> [EXERCISE MATERIAL]:
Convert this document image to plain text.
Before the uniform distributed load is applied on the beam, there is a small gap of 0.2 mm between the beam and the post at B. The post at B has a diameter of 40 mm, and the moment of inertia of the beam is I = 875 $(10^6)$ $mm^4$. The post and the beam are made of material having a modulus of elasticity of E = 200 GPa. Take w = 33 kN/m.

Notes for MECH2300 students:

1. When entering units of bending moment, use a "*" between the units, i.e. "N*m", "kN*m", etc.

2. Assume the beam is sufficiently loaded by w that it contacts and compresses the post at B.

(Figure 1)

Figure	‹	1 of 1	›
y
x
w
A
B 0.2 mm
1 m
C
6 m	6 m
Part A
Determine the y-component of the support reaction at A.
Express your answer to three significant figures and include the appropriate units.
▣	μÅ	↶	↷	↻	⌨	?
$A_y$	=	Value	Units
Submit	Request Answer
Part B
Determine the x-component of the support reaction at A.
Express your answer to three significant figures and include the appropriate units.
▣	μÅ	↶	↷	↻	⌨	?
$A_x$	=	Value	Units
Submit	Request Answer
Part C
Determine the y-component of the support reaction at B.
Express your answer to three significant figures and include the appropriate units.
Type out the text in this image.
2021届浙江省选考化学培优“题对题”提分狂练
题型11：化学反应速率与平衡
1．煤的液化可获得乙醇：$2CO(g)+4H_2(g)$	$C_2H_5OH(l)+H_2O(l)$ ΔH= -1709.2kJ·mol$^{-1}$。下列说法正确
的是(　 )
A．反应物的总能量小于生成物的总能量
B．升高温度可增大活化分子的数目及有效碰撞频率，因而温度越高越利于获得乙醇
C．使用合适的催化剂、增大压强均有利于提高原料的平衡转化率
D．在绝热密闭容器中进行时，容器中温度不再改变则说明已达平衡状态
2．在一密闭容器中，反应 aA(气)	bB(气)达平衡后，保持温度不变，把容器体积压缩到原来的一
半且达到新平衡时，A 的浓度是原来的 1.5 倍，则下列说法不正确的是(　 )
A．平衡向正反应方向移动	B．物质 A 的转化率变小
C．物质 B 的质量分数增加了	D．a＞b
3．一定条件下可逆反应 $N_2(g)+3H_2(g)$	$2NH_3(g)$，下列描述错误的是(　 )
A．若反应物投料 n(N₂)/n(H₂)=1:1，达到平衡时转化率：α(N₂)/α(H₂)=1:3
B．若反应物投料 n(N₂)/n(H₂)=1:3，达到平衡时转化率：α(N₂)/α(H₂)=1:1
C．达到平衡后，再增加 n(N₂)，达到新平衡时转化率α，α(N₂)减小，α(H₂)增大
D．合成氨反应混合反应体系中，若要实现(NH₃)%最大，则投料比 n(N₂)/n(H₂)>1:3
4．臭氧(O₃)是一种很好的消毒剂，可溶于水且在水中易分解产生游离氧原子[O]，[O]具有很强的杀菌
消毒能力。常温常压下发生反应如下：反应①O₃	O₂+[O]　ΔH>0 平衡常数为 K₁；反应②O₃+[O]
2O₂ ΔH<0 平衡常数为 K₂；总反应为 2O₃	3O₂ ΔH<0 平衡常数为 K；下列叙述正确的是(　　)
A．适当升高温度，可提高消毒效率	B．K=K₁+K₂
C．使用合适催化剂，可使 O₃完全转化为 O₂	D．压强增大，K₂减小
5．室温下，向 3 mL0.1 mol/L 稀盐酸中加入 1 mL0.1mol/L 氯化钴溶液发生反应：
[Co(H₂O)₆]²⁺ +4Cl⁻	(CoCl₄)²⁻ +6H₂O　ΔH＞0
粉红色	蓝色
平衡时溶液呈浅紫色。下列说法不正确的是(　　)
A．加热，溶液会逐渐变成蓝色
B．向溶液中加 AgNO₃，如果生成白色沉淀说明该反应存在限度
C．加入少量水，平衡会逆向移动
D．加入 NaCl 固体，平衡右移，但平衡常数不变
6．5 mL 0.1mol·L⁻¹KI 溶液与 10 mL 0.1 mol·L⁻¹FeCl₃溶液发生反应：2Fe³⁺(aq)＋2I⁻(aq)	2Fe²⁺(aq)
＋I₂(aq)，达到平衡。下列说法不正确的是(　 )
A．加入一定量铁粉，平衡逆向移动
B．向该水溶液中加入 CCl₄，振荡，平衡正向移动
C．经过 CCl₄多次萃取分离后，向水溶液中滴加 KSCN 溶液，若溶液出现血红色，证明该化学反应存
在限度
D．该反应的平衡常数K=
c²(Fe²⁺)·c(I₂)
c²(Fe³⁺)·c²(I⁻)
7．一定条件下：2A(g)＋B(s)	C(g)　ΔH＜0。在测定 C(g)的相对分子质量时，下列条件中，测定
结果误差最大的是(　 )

> [WRITTEN INSTRUCTION]:
Check each line of the data above for the word "若反应物投料" and say how many lines have it. Give the number alone.

> [COMPLETE RESPONSE]:
2